■ Directive 1:
Answer these questions using the thread:
(a) What position did Max Hall play for the BYU football team, according to outdoorser?
(b) What does LOAH remember seeing for the first time?
(c) In his last post, what does Al Hansen say he is still doing?
■ Directive 2: Reproduce the part of the thread from "## Ifish (Aug" up to and including "saved up! ;-)", keeping every word as it appears.

■ Source:

────────

# Done as a mod.



## Al Hansen (Sep 7, 2007)

Thanks for the years of fun and games. But as of right now I am resigning as a mod for the forum. Thanks everyone, it was a good ride.


----------



## holman927 (Sep 28, 2007)

Well.......bye.


----------



## sawsman (Sep 13, 2007)

You done good Al! Job well done.


----------



## outdoorser (Jan 14, 2013)

I hope you'll stay on the UWN even after resigning!


----------



## reb8600 (Sep 8, 2007)

You have done a great job Al. It is a thankless job and a lot of work at times. Just think of all the pay you are giving up!!


----------



## WeaselBrandGameCalls (Aug 16, 2010)

Thank you for being a mod in the first place. It isn't easy or fun.


----------



## Ifish (Aug 22, 2008)

Thanks for all the time and effort, Al! Good job!


----------



## stillhunterman (Feb 15, 2009)

Thanks for the great job Al! Now you can really have fun out in field and stream with all the big bucks you've saved up! ;-)


----------



## LOAH (Sep 29, 2007)

Thanks for the effort you've put into being a mod over the years. I remember seeing your name in green for the first time.

Aren't more people shedding their mod role as well? I read that somewhere.


----------



## martymcfly73 (Sep 17, 2007)

Ya i read that too. seems like this place is circling the drain. Too bad it used to be fun. Oh well at least we have that other locally owned forum.


----------



## huntnbum (Nov 8, 2007)

Take care Al


----------



## DallanC (Jan 13, 2009)

Al Hansen said:


> Thanks for the years of fun and games. But as of right now I am resigning as a mod for the forum. Thanks everyone, it was a good ride.


I thank you for your work here, you were a great mod!



martymcfly73 said:


> Ya i read that too. seems like this place is circling the drain. Too bad it used to be fun. Oh well at least we have that other locally owned forum.


:mrgreen:

-DallanC


----------



## longbow (Mar 31, 2009)

Al, there's a couple of things that's been bothering me about you. You don't own any guns? What are you a democrat? Communist? And who the hell is Max Hall? Why does he hate you so bad? What did you do, nix one of his posts?
All in good fun ya know. I'm sure you'll still be lurking and posting on the site. You've certainly been a great asset to the site and will probably continue to be. Chuck.


----------



## outdoorser (Jan 14, 2013)

Hey longbow, I think I can answere one of your joking question to Al Hansen. I don't know about the gun thing:grin: but Max Hall was a quarterback for the BYU football team, and I believe Al refereed a lot of the games back then8)


----------



## longbow (Mar 31, 2009)

Ah, I had no idea. I bet his reffing background came in handy as a moderator.


----------



## Huge29 (Sep 17, 2007)

longbow said:


> Ah, I had no idea. I bet his reffing background came in handy as a moderator.


You may be on to something here.

Good luck Al, we will miss you! As for your Utes....try to keep it classy for once!


----------



## Kingfisher (Jul 25, 2008)

max hall was indeed a byu quarterback but is most famous for his comment after narrowly beating the u of u in the final moments of the game (having lost the previous year) "i hate those guys" referring to the U players. he later thought better of his loose tongue and made some make up kissy face but the comment has lasted...

ergo - al's sign off of... "hated by max hall...." obviously a dedicated ute fan.


----------



## Al Hansen (Sep 7, 2007)

Still lurkin but not mod-ing. Max actually stated he also hated the Ute Fans.:shock: All in fun.


----------

────────

■ Material shown:
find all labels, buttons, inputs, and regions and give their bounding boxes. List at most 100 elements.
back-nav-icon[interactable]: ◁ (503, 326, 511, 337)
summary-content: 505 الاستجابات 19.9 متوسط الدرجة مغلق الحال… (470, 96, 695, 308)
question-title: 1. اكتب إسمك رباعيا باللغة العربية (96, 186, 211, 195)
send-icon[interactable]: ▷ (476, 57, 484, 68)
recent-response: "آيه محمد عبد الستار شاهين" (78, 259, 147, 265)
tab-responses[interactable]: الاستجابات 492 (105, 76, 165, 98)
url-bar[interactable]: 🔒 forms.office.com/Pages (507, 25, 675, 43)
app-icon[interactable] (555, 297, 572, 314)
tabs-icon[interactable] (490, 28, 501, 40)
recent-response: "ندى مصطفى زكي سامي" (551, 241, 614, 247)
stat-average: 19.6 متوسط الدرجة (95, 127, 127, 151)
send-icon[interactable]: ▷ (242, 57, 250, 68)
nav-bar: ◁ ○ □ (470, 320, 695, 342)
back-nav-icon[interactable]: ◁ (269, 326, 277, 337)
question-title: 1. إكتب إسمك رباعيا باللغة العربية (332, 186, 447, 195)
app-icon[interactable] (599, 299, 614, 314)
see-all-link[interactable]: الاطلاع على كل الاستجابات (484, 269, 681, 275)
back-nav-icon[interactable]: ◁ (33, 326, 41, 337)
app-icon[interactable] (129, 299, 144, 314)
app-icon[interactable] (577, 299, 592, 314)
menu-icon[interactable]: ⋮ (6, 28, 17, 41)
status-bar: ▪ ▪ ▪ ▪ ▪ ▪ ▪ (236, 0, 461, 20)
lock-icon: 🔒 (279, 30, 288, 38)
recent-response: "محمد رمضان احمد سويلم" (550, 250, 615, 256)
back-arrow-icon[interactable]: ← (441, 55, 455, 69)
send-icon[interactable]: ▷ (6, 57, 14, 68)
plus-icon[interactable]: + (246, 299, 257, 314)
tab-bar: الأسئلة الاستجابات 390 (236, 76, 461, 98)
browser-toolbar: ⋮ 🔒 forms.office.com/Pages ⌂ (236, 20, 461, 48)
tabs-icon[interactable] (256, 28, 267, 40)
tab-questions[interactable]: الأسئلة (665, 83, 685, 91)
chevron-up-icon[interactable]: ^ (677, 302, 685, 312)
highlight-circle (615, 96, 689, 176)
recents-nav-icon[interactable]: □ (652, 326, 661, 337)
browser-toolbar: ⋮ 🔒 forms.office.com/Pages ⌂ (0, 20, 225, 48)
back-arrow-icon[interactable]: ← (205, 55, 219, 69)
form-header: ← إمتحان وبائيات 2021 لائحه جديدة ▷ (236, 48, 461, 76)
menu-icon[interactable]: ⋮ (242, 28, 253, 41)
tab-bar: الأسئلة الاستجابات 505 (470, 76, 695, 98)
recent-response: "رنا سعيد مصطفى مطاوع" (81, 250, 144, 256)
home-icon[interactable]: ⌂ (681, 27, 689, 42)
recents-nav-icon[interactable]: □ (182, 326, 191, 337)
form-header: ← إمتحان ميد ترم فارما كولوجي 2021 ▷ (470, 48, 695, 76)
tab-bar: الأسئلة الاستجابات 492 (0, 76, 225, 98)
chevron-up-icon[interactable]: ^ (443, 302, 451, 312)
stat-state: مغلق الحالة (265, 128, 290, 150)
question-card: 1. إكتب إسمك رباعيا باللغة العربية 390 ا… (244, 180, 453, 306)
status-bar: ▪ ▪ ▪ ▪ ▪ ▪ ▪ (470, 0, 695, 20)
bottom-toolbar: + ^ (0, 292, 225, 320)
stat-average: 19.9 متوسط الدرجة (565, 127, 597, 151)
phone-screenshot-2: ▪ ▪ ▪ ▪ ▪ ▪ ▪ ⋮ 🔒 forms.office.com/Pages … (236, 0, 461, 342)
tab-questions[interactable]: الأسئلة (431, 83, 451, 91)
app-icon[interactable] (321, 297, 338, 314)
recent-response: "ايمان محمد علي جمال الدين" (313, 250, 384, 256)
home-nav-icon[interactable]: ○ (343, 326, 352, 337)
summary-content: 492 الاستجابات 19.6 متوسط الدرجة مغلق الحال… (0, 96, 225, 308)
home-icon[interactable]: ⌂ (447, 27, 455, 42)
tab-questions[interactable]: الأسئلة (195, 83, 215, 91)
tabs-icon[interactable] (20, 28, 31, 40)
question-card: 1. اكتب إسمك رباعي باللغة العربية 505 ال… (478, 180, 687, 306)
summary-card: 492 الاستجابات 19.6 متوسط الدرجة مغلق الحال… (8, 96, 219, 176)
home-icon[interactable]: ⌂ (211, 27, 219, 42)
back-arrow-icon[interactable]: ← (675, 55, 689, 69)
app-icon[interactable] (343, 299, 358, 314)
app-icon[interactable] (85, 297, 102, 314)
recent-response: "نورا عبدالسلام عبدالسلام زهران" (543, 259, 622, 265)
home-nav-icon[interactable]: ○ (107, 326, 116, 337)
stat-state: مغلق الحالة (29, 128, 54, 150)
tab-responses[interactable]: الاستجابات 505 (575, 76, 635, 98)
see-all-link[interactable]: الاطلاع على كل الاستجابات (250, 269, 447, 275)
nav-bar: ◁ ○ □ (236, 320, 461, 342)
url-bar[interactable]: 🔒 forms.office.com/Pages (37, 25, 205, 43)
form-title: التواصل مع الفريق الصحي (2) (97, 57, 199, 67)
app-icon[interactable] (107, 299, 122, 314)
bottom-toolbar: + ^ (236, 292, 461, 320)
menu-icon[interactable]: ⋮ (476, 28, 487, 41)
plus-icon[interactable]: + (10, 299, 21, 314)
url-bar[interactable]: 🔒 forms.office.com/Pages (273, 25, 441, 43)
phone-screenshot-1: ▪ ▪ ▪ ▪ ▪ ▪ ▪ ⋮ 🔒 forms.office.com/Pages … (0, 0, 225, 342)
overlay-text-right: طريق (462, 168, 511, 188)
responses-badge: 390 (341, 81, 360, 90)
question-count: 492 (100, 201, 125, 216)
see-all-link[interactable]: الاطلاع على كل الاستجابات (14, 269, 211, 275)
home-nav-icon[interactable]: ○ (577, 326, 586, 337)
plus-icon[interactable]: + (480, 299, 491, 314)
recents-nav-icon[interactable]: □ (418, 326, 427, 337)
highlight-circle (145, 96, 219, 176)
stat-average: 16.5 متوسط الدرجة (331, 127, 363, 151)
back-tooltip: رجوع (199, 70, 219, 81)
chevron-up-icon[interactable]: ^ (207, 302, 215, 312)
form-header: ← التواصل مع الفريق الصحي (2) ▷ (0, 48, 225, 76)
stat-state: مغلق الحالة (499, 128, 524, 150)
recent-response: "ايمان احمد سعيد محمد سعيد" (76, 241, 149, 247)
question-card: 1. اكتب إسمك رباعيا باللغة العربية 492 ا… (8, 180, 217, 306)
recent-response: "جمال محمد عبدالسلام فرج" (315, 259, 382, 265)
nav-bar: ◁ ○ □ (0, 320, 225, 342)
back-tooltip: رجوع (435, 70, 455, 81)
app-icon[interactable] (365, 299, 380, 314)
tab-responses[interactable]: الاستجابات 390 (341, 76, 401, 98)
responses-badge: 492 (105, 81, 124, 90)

────────

■ Task output 1:
(a) Quarterback.
(b) Al's name in green.
(c) Still lurking, though no longer moderating.

■ Task output 2:
## Ifish (Aug 22, 2008)

Thanks for all the time and effort, Al! Good job!


----------



## stillhunterman (Feb 15, 2009)

Thanks for the great job Al! Now you can really have fun out in field and stream with all the big bucks you've saved up! ;-)